USING THE INFORMATION:
1. In the share-sale tax excerpt, what minimum holding period must pass before a sale can give rise to a discounted capital gain?
2. Reproduce the share-sale tax excerpt word for word, everything from "Note: Use of a" down to "or debts forgiven.".
3. Name every form of tax-free distribution to shareholders or their associates that the share-sale tax excerpt says Division 7A may apply to.

SELECTED EXCERPT:

•••••

Upon sale of investor’s share interest:

  • Lower tax can also be achieved, if the investor’s share interest is sold for a capital gain (after holding that interest for at least 1 year) and if 50% of the ‘discounted capital gain’ became exempt from tax. However, unless no other income amounts were drawn from the company, any discounted capital gains tax would be additional to full tax at marginal rates on such other income drawn from the company – including dividends and undiscounted capital gains.
  • Conversely, if the investor’s share interest is sold for a capital loss, such a loss can only be offset against any current or future capital gains, and is not deductible against ordinary assessable income. If a capital loss is never offset, its tax benefit is lost permanently. Also, if a capital loss is offset under the discounted mechanism, its tax benefit is effectively halved.

Note: Use of a private company structure also needs to recognise the tax pitfalls of Division 7A of the Income Tax Assessment Act 1936. Division 7A may apply to a private company that makes tax-free distributions to its shareholders or their associates in the form of payments, loans or debts forgiven.

•••••

EXTRACTED INFORMATION:

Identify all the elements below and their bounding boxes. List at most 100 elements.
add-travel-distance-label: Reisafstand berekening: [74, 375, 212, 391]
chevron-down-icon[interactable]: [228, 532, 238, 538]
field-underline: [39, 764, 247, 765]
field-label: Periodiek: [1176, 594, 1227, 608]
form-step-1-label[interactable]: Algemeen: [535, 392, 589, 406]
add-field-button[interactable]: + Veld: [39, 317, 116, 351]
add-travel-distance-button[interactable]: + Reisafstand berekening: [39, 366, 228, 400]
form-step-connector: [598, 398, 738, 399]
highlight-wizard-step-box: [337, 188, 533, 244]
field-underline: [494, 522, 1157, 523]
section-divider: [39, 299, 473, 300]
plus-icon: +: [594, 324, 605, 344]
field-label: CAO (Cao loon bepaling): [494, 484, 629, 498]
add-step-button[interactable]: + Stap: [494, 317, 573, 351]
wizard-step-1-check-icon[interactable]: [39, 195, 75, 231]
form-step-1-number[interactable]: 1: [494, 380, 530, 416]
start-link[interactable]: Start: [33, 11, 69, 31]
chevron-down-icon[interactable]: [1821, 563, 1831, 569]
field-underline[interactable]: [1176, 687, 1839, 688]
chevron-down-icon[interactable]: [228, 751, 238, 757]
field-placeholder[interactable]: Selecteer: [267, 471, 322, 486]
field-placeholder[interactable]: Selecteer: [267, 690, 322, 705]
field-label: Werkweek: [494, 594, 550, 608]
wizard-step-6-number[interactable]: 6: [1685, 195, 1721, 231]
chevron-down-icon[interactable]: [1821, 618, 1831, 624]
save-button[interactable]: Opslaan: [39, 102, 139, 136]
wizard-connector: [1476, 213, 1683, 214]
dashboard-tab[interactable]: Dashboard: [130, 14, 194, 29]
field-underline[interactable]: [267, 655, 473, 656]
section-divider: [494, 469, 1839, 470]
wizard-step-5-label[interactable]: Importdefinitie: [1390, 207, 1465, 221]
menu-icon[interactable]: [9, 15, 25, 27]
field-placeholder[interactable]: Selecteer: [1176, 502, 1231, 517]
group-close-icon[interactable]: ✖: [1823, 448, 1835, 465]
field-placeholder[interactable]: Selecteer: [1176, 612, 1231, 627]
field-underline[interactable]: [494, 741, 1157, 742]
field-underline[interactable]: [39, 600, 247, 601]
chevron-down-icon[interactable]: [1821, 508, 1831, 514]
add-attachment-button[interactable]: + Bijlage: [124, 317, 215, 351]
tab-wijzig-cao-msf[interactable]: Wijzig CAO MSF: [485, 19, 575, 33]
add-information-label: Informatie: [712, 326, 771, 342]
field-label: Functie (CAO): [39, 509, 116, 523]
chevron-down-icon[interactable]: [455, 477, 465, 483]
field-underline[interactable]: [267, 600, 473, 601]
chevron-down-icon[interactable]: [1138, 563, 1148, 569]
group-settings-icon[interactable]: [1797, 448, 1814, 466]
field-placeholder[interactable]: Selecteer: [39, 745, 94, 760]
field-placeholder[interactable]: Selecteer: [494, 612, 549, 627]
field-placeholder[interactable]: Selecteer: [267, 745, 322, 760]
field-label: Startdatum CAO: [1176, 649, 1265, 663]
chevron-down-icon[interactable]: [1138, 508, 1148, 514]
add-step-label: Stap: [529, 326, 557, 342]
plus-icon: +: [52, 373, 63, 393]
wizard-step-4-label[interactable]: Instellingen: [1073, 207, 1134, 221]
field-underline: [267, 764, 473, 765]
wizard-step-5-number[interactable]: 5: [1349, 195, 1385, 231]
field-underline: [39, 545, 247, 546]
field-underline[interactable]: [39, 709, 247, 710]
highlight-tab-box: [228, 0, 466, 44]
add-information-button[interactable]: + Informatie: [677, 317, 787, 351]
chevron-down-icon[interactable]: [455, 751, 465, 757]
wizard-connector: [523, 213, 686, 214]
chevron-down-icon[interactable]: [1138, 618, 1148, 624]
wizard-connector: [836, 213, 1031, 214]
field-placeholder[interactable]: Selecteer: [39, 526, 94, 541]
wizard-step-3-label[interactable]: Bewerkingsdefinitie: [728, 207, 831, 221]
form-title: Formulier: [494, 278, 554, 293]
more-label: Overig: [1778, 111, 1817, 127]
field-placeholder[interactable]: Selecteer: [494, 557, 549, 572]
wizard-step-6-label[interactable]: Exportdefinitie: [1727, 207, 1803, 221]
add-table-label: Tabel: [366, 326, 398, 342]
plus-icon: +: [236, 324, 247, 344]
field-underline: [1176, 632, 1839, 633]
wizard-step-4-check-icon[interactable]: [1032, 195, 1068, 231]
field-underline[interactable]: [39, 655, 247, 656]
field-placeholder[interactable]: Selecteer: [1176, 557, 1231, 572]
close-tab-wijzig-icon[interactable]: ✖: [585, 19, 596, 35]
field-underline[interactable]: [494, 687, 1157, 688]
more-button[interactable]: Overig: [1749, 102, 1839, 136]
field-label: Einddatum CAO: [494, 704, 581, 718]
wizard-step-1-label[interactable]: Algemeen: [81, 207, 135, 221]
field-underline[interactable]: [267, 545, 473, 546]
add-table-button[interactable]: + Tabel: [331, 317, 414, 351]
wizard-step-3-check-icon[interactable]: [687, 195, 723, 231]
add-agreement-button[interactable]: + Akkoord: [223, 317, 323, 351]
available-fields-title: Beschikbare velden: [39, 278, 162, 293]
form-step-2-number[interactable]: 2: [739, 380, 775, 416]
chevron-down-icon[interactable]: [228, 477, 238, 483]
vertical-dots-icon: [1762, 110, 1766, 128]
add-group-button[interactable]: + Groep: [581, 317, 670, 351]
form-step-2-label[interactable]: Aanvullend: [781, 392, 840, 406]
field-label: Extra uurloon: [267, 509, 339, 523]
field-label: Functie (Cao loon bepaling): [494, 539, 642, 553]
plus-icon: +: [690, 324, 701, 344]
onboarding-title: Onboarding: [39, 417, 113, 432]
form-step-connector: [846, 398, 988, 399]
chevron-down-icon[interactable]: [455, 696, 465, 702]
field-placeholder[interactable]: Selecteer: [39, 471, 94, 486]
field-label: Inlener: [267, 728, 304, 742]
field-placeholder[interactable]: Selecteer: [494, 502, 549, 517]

•••••

ANSWERS TO THE EXERCISES:
1. At least 1 year.

2.
Note: Use of a private company structure also needs to recognise the tax pitfalls of Division 7A of the Income Tax Assessment Act 1936. Division 7A may apply to a private company that makes tax-free distributions to its shareholders or their associates in the form of payments, loans or debts forgiven.

3. Payments, loans, debts forgiven